**WHAT YOU NEED TO DO**
Extract each line from the entries below that has the string "Plates" in it.

**Dataset records**
## START

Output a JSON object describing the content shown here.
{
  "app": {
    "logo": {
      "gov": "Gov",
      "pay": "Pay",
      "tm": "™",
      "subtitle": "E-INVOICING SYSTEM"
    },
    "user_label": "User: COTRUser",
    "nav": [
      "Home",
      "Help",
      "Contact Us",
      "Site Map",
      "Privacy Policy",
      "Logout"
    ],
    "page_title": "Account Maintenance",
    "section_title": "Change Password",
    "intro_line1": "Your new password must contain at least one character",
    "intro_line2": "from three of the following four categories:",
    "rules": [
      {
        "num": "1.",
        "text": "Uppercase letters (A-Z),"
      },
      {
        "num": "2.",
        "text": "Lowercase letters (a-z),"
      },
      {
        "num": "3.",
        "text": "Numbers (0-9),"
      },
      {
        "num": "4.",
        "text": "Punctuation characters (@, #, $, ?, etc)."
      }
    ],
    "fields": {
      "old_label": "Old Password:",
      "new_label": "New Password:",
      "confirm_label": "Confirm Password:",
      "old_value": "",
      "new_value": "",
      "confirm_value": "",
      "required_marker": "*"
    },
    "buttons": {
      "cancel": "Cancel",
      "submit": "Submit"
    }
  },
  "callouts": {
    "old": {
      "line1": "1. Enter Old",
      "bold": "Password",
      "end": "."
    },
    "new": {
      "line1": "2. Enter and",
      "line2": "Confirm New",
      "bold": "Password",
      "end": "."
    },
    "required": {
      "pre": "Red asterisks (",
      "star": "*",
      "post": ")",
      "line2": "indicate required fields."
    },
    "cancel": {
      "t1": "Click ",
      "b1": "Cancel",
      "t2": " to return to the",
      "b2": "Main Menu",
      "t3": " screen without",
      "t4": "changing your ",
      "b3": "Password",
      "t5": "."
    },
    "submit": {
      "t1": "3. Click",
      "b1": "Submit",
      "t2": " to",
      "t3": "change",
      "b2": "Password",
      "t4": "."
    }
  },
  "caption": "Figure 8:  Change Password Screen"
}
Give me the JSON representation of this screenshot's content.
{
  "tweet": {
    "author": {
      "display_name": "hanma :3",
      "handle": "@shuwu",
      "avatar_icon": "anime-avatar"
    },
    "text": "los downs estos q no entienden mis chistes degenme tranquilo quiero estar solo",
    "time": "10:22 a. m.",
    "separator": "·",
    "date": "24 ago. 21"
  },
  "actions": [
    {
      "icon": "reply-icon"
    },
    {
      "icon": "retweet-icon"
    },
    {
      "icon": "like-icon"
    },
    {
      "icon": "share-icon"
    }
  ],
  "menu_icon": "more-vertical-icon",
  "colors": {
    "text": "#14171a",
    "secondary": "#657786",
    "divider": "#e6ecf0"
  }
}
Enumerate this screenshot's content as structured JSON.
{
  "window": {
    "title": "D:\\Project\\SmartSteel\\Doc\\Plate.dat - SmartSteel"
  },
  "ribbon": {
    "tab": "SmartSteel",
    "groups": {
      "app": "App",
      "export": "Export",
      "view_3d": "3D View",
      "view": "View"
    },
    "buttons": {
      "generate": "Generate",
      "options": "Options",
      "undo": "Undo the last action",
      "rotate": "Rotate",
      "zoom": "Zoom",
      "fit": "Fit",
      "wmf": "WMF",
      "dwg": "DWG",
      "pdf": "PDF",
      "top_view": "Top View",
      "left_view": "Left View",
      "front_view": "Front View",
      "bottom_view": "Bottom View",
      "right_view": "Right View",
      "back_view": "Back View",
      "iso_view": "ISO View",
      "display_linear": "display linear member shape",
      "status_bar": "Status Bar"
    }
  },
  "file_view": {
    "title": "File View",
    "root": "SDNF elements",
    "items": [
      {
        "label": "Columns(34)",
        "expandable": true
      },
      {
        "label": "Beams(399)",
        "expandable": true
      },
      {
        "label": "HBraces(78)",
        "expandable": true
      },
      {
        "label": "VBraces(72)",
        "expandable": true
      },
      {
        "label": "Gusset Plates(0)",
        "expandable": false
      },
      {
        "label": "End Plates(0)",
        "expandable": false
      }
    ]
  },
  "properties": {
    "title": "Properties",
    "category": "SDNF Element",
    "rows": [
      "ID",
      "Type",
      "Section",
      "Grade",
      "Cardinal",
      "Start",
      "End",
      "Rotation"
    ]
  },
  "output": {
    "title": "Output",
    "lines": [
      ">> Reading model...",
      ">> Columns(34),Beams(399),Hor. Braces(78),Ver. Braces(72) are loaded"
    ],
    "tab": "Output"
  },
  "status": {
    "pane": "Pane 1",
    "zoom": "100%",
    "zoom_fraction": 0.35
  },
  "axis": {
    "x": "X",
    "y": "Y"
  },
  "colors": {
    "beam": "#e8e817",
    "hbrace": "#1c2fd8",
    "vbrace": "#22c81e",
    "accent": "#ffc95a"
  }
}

## END

**COMPLETE OUTPUT**
        "label": "Gusset Plates(0)",
        "label": "End Plates(0)",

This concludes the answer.